▶ _The exercise_:
Wherever the string "肤色红润" occurs in a line of these records, report that line.

============

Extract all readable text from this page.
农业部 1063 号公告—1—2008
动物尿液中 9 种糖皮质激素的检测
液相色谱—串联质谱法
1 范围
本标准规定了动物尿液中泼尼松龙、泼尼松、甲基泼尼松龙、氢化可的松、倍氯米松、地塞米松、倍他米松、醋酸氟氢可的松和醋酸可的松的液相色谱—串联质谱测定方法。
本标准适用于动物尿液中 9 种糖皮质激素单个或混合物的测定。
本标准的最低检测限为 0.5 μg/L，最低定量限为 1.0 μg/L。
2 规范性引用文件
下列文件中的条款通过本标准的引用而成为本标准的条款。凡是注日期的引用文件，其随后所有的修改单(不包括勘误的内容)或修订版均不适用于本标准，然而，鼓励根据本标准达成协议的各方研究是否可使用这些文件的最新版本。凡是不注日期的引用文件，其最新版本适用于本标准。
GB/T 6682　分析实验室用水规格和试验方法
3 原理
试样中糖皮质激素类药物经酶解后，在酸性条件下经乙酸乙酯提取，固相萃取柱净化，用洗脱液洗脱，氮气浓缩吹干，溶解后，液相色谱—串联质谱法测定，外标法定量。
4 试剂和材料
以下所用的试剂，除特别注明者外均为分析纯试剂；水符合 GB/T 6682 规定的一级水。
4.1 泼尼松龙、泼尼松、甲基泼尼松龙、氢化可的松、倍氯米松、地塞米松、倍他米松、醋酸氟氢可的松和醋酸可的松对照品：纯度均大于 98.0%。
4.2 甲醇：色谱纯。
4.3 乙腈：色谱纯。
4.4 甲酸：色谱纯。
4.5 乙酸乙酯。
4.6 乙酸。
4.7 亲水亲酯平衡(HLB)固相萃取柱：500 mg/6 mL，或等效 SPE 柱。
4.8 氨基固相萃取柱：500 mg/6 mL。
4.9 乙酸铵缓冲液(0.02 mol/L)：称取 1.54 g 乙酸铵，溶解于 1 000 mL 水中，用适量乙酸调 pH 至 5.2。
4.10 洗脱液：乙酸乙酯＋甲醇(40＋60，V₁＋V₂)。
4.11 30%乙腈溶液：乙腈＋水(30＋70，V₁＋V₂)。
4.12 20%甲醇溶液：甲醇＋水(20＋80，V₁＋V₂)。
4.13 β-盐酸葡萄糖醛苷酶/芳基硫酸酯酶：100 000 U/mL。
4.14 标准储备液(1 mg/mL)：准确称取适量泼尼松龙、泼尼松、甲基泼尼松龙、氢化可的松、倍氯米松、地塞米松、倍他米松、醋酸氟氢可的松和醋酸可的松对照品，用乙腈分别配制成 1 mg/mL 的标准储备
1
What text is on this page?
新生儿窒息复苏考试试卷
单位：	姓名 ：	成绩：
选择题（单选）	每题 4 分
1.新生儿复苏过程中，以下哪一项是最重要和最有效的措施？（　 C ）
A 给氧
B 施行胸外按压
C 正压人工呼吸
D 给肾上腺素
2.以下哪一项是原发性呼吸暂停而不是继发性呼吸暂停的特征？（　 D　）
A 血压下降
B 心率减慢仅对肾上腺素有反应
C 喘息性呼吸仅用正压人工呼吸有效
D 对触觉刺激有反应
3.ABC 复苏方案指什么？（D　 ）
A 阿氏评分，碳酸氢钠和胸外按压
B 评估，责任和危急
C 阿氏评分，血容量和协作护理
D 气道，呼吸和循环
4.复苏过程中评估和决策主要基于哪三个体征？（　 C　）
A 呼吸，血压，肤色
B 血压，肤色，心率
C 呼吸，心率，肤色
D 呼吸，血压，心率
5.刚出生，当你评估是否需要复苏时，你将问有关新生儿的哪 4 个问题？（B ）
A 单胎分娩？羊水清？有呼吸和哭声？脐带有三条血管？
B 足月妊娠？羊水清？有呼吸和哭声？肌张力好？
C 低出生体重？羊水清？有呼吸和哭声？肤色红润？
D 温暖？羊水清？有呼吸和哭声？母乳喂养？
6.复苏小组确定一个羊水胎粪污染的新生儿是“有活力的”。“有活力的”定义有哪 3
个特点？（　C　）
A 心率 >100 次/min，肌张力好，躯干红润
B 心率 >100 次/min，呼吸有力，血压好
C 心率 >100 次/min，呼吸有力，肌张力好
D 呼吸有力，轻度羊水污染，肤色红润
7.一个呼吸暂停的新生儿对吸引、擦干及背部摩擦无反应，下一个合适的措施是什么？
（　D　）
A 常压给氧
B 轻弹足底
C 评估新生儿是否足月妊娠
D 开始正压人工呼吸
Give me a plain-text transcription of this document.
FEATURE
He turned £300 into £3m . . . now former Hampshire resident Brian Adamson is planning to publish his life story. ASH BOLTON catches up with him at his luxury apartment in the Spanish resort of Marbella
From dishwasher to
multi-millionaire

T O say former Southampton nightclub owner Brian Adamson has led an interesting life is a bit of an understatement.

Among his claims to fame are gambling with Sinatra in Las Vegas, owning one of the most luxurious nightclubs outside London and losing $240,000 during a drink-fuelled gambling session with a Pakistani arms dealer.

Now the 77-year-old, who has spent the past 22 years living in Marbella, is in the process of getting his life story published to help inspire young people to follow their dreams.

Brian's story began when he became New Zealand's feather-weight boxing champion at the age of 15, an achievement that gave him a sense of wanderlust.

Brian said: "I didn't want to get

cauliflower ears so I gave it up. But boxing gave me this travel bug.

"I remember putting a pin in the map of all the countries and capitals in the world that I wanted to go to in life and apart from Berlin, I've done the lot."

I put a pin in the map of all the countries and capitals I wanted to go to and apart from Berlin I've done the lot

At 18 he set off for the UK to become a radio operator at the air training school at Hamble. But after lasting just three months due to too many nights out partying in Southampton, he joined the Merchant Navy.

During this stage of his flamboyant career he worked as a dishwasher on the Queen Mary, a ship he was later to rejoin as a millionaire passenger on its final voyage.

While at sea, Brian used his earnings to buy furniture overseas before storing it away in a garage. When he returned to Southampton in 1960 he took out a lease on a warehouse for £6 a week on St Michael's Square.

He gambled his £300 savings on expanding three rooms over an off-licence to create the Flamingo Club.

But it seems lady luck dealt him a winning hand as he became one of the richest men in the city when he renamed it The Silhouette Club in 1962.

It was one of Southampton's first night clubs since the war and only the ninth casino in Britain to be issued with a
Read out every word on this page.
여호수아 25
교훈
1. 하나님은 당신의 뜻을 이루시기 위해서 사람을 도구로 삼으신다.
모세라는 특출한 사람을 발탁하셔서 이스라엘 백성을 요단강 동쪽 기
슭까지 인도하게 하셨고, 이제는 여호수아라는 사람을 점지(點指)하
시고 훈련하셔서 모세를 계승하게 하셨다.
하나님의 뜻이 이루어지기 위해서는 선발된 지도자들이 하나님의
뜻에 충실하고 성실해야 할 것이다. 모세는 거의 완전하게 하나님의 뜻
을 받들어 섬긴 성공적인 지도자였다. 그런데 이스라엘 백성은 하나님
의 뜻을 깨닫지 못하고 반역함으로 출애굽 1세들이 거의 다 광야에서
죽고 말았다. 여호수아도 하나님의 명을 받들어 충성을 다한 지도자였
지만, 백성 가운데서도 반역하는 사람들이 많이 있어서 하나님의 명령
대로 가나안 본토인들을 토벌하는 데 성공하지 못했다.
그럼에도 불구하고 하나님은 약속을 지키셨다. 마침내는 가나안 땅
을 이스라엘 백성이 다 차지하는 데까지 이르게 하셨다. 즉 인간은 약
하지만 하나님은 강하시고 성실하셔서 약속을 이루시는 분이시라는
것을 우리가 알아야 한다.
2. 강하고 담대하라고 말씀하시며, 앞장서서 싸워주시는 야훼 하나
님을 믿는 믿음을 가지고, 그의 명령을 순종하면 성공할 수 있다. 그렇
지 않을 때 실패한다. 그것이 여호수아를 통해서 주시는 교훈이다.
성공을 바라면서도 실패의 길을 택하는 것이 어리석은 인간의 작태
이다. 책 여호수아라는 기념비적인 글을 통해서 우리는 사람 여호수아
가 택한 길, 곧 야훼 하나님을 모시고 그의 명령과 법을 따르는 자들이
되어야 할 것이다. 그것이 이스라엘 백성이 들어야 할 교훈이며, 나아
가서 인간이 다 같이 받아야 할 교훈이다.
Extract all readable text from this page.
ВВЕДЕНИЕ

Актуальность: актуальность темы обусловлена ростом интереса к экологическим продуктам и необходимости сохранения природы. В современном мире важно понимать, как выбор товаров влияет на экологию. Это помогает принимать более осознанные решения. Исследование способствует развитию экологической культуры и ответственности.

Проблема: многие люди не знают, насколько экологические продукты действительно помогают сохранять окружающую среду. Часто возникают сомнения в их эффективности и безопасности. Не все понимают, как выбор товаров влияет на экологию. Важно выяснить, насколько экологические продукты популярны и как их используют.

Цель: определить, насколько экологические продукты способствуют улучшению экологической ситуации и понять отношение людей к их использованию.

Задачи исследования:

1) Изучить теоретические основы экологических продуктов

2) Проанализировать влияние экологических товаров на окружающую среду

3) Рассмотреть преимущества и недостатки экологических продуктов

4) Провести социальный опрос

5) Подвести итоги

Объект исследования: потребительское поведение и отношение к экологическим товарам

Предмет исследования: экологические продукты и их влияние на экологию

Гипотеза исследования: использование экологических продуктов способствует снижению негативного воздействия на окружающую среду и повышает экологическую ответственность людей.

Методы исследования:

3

============

▶ _Response below_:
C 低出生体重？羊水清？有呼吸和哭声？肤色红润？
D 呼吸有力，轻度羊水污染，肤色红润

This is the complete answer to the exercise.